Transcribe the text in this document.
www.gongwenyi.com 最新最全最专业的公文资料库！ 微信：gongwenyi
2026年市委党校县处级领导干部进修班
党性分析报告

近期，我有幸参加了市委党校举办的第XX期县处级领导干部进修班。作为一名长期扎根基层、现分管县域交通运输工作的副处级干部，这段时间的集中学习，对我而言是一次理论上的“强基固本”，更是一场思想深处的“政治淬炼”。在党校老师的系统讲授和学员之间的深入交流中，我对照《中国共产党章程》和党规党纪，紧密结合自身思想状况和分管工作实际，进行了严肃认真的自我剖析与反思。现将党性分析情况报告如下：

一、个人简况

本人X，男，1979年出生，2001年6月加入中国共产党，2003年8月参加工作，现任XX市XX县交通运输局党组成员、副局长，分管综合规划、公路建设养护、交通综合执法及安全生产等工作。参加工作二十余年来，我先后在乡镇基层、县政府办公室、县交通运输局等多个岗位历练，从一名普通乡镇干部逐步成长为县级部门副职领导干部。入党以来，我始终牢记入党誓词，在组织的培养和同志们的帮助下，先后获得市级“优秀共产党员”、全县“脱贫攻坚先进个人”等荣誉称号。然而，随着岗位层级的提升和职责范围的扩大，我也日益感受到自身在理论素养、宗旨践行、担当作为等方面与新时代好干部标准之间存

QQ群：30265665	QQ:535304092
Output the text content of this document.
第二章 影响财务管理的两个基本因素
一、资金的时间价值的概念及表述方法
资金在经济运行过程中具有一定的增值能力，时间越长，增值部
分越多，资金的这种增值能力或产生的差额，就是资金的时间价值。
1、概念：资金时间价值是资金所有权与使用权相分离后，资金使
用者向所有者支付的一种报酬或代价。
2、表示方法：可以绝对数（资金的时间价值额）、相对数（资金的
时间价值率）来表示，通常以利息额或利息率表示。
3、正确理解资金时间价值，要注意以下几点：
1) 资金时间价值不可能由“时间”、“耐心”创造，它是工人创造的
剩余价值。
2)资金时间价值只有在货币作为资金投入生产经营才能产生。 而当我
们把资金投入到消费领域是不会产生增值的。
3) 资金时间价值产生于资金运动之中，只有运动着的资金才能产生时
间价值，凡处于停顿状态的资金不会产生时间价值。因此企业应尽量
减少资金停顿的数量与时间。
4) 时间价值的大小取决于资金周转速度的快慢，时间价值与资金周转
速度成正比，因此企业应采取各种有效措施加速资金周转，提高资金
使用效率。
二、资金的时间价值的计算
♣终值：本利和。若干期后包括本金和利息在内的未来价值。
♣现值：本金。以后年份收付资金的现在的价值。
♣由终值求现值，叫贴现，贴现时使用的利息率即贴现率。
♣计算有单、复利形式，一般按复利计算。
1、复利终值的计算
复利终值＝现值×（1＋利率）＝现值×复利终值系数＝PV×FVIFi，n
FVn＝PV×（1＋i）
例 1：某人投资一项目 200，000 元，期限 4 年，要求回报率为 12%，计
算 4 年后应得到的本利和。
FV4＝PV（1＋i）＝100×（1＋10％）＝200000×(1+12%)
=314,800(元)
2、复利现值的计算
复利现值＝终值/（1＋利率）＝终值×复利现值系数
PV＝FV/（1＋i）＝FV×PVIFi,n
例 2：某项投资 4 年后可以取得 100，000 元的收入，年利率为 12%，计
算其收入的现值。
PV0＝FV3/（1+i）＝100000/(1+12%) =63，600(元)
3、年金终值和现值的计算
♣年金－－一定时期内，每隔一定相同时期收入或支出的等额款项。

******

[WORK TO BE COMPLETED]:
Copy out the whole listing exactly.

[RESPONSE FOR THIS EXERCISE]:
Transcribe the text in this document.
www.gongwenyi.com 最新最全最专业的公文资料库！ 微信：gongwenyi
2026年市委党校县处级领导干部进修班
党性分析报告

近期，我有幸参加了市委党校举办的第XX期县处级领导干部进修班。作为一名长期扎根基层、现分管县域交通运输工作的副处级干部，这段时间的集中学习，对我而言是一次理论上的“强基固本”，更是一场思想深处的“政治淬炼”。在党校老师的系统讲授和学员之间的深入交流中，我对照《中国共产党章程》和党规党纪，紧密结合自身思想状况和分管工作实际，进行了严肃认真的自我剖析与反思。现将党性分析情况报告如下：

一、个人简况

本人X，男，1979年出生，2001年6月加入中国共产党，2003年8月参加工作，现任XX市XX县交通运输局党组成员、副局长，分管综合规划、公路建设养护、交通综合执法及安全生产等工作。参加工作二十余年来，我先后在乡镇基层、县政府办公室、县交通运输局等多个岗位历练，从一名普通乡镇干部逐步成长为县级部门副职领导干部。入党以来，我始终牢记入党誓词，在组织的培养和同志们的帮助下，先后获得市级“优秀共产党员”、全县“脱贫攻坚先进个人”等荣誉称号。然而，随着岗位层级的提升和职责范围的扩大，我也日益感受到自身在理论素养、宗旨践行、担当作为等方面与新时代好干部标准之间存

QQ群：30265665	QQ:535304092
Output the text content of this document.
第二章 影响财务管理的两个基本因素
一、资金的时间价值的概念及表述方法
资金在经济运行过程中具有一定的增值能力，时间越长，增值部
分越多，资金的这种增值能力或产生的差额，就是资金的时间价值。
1、概念：资金时间价值是资金所有权与使用权相分离后，资金使
用者向所有者支付的一种报酬或代价。
2、表示方法：可以绝对数（资金的时间价值额）、相对数（资金的
时间价值率）来表示，通常以利息额或利息率表示。
3、正确理解资金时间价值，要注意以下几点：
1) 资金时间价值不可能由“时间”、“耐心”创造，它是工人创造的
剩余价值。
2)资金时间价值只有在货币作为资金投入生产经营才能产生。 而当我
们把资金投入到消费领域是不会产生增值的。
3) 资金时间价值产生于资金运动之中，只有运动着的资金才能产生时
间价值，凡处于停顿状态的资金不会产生时间价值。因此企业应尽量
减少资金停顿的数量与时间。
4) 时间价值的大小取决于资金周转速度的快慢，时间价值与资金周转
速度成正比，因此企业应采取各种有效措施加速资金周转，提高资金
使用效率。
二、资金的时间价值的计算
♣终值：本利和。若干期后包括本金和利息在内的未来价值。
♣现值：本金。以后年份收付资金的现在的价值。
♣由终值求现值，叫贴现，贴现时使用的利息率即贴现率。
♣计算有单、复利形式，一般按复利计算。
1、复利终值的计算
复利终值＝现值×（1＋利率）＝现值×复利终值系数＝PV×FVIFi，n
FVn＝PV×（1＋i）
例 1：某人投资一项目 200，000 元，期限 4 年，要求回报率为 12%，计
算 4 年后应得到的本利和。
FV4＝PV（1＋i）＝100×（1＋10％）＝200000×(1+12%)
=314,800(元)
2、复利现值的计算
复利现值＝终值/（1＋利率）＝终值×复利现值系数
PV＝FV/（1＋i）＝FV×PVIFi,n
例 2：某项投资 4 年后可以取得 100，000 元的收入，年利率为 12%，计
算其收入的现值。
PV0＝FV3/（1+i）＝100000/(1+12%) =63，600(元)
3、年金终值和现值的计算
♣年金－－一定时期内，每隔一定相同时期收入或支出的等额款项。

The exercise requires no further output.